Task description
Find each line with the string "JSON" and copy it.

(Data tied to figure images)
#####

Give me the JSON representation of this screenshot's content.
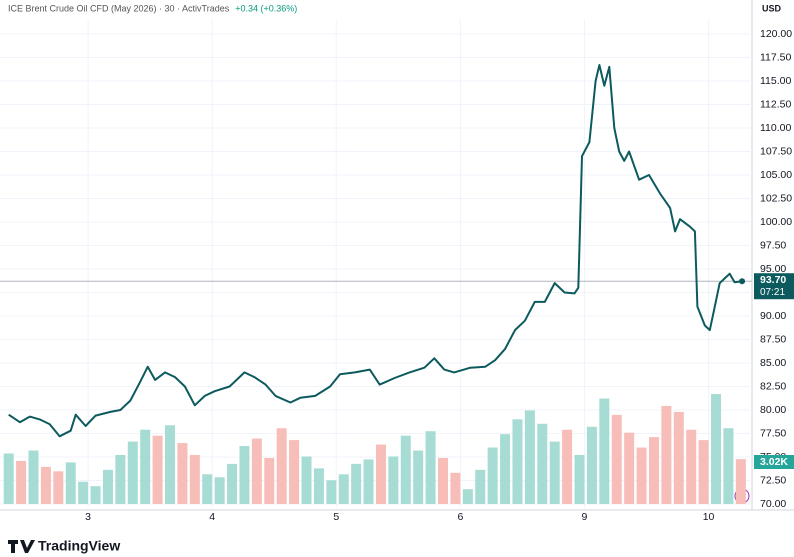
{
  "chart_data": {
    "type": "line",
    "title": "ICE Brent Crude Oil CFD (May 2026) · 30 · ActivTrades",
    "change": "+0.34 (+0.36%)",
    "currency": "USD",
    "brand": "TradingView",
    "countdown": "07:21",
    "last_label": {
      "value": 93.7,
      "label": "93.70"
    },
    "color": "#0d5a5e",
    "grid": true,
    "xlim": [
      2.29,
      8.35
    ],
    "xticks": [
      3,
      4,
      5,
      6,
      {
        "value": 7,
        "label": "9"
      },
      {
        "value": 8,
        "label": "10"
      }
    ],
    "ylim": [
      70,
      120
    ],
    "yticks": [
      {
        "value": 70,
        "label": "70.00"
      },
      {
        "value": 72.5,
        "label": "72.50"
      },
      {
        "value": 75,
        "label": "75.00"
      },
      {
        "value": 77.5,
        "label": "77.50"
      },
      {
        "value": 80,
        "label": "80.00"
      },
      {
        "value": 82.5,
        "label": "82.50"
      },
      {
        "value": 85,
        "label": "85.00"
      },
      {
        "value": 87.5,
        "label": "87.50"
      },
      {
        "value": 90,
        "label": "90.00"
      },
      {
        "value": 92.5,
        "label": "92.50"
      },
      {
        "value": 95,
        "label": "95.00"
      },
      {
        "value": 97.5,
        "label": "97.50"
      },
      {
        "value": 100,
        "label": "100.00"
      },
      {
        "value": 102.5,
        "label": "102.50"
      },
      {
        "value": 105,
        "label": "105.00"
      },
      {
        "value": 107.5,
        "label": "107.50"
      },
      {
        "value": 110,
        "label": "110.00"
      },
      {
        "value": 112.5,
        "label": "112.50"
      },
      {
        "value": 115,
        "label": "115.00"
      },
      {
        "value": 117.5,
        "label": "117.50"
      },
      {
        "value": 120,
        "label": "120.00"
      }
    ],
    "x": [
      2.36,
      2.45,
      2.53,
      2.61,
      2.69,
      2.77,
      2.86,
      2.9,
      2.98,
      3.06,
      3.18,
      3.26,
      3.34,
      3.42,
      3.48,
      3.54,
      3.62,
      3.7,
      3.78,
      3.86,
      3.94,
      4.02,
      4.14,
      4.26,
      4.34,
      4.43,
      4.51,
      4.63,
      4.71,
      4.83,
      4.95,
      5.03,
      5.15,
      5.27,
      5.35,
      5.47,
      5.59,
      5.71,
      5.79,
      5.87,
      5.95,
      6.08,
      6.2,
      6.28,
      6.36,
      6.44,
      6.52,
      6.6,
      6.68,
      6.76,
      6.84,
      6.92,
      6.95,
      6.98,
      7.04,
      7.09,
      7.12,
      7.16,
      7.2,
      7.24,
      7.28,
      7.32,
      7.36,
      7.44,
      7.52,
      7.61,
      7.69,
      7.73,
      7.77,
      7.85,
      7.89,
      7.91,
      7.97,
      8.01,
      8.05,
      8.09,
      8.17,
      8.21,
      8.27
    ],
    "values": [
      79.5,
      78.7,
      79.3,
      79,
      78.5,
      77.2,
      77.8,
      79.5,
      78.3,
      79.4,
      79.8,
      80,
      81,
      83,
      84.6,
      83.2,
      84,
      83.5,
      82.5,
      80.5,
      81.5,
      82,
      82.5,
      84,
      83.5,
      82.7,
      81.5,
      80.8,
      81.3,
      81.5,
      82.5,
      83.8,
      84,
      84.3,
      82.7,
      83.4,
      84,
      84.5,
      85.5,
      84.3,
      84,
      84.5,
      84.6,
      85.3,
      86.5,
      88.5,
      89.5,
      91.5,
      91.5,
      93.5,
      92.5,
      92.4,
      93,
      107,
      108.5,
      115,
      116.7,
      114.5,
      116.5,
      110,
      107.5,
      106.5,
      107.5,
      104.5,
      105,
      103,
      101.5,
      99,
      100.3,
      99.5,
      99,
      91,
      89,
      88.5,
      91,
      93.5,
      94.5,
      93.6,
      93.7
    ],
    "volume": {
      "up_color": "#a7dcd5",
      "down_color": "#f7bdb9",
      "ylim": [
        0,
        14000
      ],
      "x": [
        2.36,
        2.46,
        2.56,
        2.66,
        2.76,
        2.86,
        2.96,
        3.06,
        3.16,
        3.26,
        3.36,
        3.46,
        3.56,
        3.66,
        3.76,
        3.86,
        3.96,
        4.06,
        4.16,
        4.26,
        4.36,
        4.46,
        4.56,
        4.66,
        4.76,
        4.86,
        4.96,
        5.06,
        5.16,
        5.26,
        5.36,
        5.46,
        5.56,
        5.66,
        5.76,
        5.86,
        5.96,
        6.06,
        6.16,
        6.26,
        6.36,
        6.46,
        6.56,
        6.66,
        6.76,
        6.86,
        6.96,
        7.06,
        7.16,
        7.26,
        7.36,
        7.46,
        7.56,
        7.66,
        7.76,
        7.86,
        7.96,
        8.06,
        8.16,
        8.26
      ],
      "values": [
        3400,
        2900,
        3600,
        2500,
        2200,
        2800,
        1500,
        1200,
        2300,
        3300,
        4200,
        5000,
        4600,
        5300,
        4100,
        3300,
        2000,
        1800,
        2700,
        3900,
        4400,
        3100,
        5100,
        4300,
        3200,
        2400,
        1600,
        2000,
        2700,
        3000,
        4000,
        3200,
        4600,
        3600,
        4900,
        3100,
        2100,
        1000,
        2300,
        3800,
        4700,
        5700,
        6300,
        5400,
        4200,
        5000,
        3300,
        5200,
        7100,
        6000,
        4800,
        3800,
        4500,
        6600,
        6200,
        5000,
        4300,
        7400,
        5100,
        3020
      ],
      "value_labels": [
        null,
        null,
        null,
        null,
        null,
        null,
        null,
        null,
        null,
        null,
        null,
        null,
        null,
        null,
        null,
        null,
        null,
        null,
        null,
        null,
        null,
        null,
        null,
        null,
        null,
        null,
        null,
        null,
        null,
        null,
        null,
        null,
        null,
        null,
        null,
        null,
        null,
        null,
        null,
        null,
        null,
        null,
        null,
        null,
        null,
        null,
        null,
        null,
        null,
        null,
        null,
        null,
        null,
        null,
        null,
        null,
        null,
        null,
        null,
        "3.02K"
      ]
    }
  }
}
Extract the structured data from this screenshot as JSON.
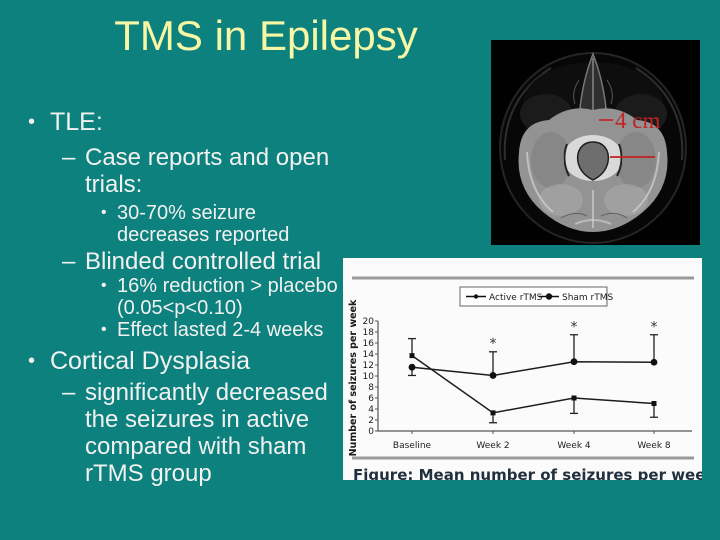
{
  "slide": {
    "title": "TMS in Epilepsy",
    "bullets": [
      {
        "level": 1,
        "text": "TLE:"
      },
      {
        "level": 2,
        "text": "Case reports and open trials:"
      },
      {
        "level": 3,
        "text": "30-70% seizure decreases reported"
      },
      {
        "level": 2,
        "text": "Blinded controlled trial"
      },
      {
        "level": 3,
        "text": "16% reduction > placebo (0.05<p<0.10)"
      },
      {
        "level": 3,
        "text": "Effect lasted 2-4 weeks"
      },
      {
        "level": 1,
        "text": "Cortical Dysplasia"
      },
      {
        "level": 2,
        "text": "significantly decreased the seizures in active compared with sham rTMS group"
      }
    ],
    "colors": {
      "background": "#0c817e",
      "title_text": "#f7f7a5",
      "body_text": "#f2f2f2",
      "annotation_red": "#c32222"
    }
  },
  "mri": {
    "annotation_label": "4 cm"
  },
  "chart_data": {
    "type": "line",
    "categories": [
      "Baseline",
      "Week 2",
      "Week 4",
      "Week 8"
    ],
    "series": [
      {
        "name": "Active rTMS",
        "marker": "square",
        "values": [
          13.7,
          3.3,
          6.0,
          5.0
        ],
        "err_low": [
          0,
          1.8,
          2.8,
          2.5
        ],
        "err_high": [
          3.1,
          0,
          0,
          0
        ]
      },
      {
        "name": "Sham rTMS",
        "marker": "circle",
        "values": [
          11.6,
          10.1,
          12.6,
          12.5
        ],
        "err_low": [
          1.5,
          0,
          0,
          0
        ],
        "err_high": [
          0,
          4.3,
          4.9,
          5.0
        ]
      }
    ],
    "ylabel": "Number of seizures per week",
    "ylim": [
      0,
      20
    ],
    "ytick_step": 2,
    "grid": false,
    "legend_position": "top",
    "significance": [
      {
        "category_index": 1,
        "y": 16
      },
      {
        "category_index": 2,
        "y": 19
      },
      {
        "category_index": 3,
        "y": 19
      }
    ],
    "caption_clipped": "Figure: Mean number of seizures per week before and after rTMS"
  }
}
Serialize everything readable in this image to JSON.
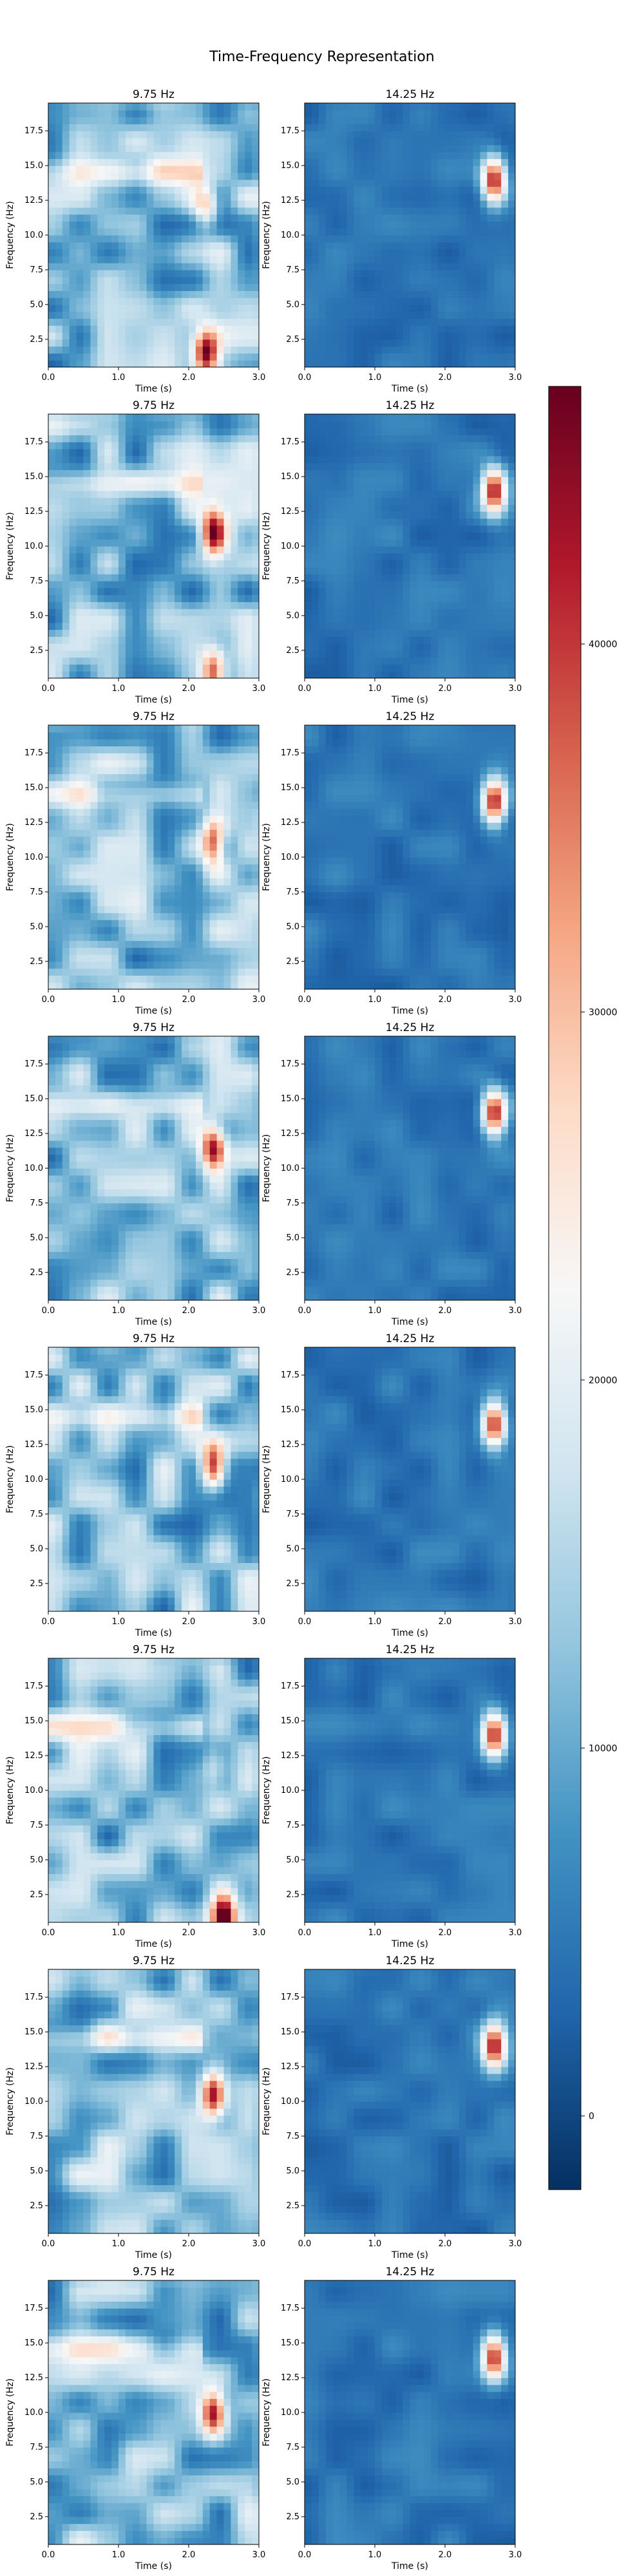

#####

Complete output
Give me the JSON representation of this screenshot's content.
Extract the structured data from this screenshot as JSON.
Serialize everything readable in this image to JSON.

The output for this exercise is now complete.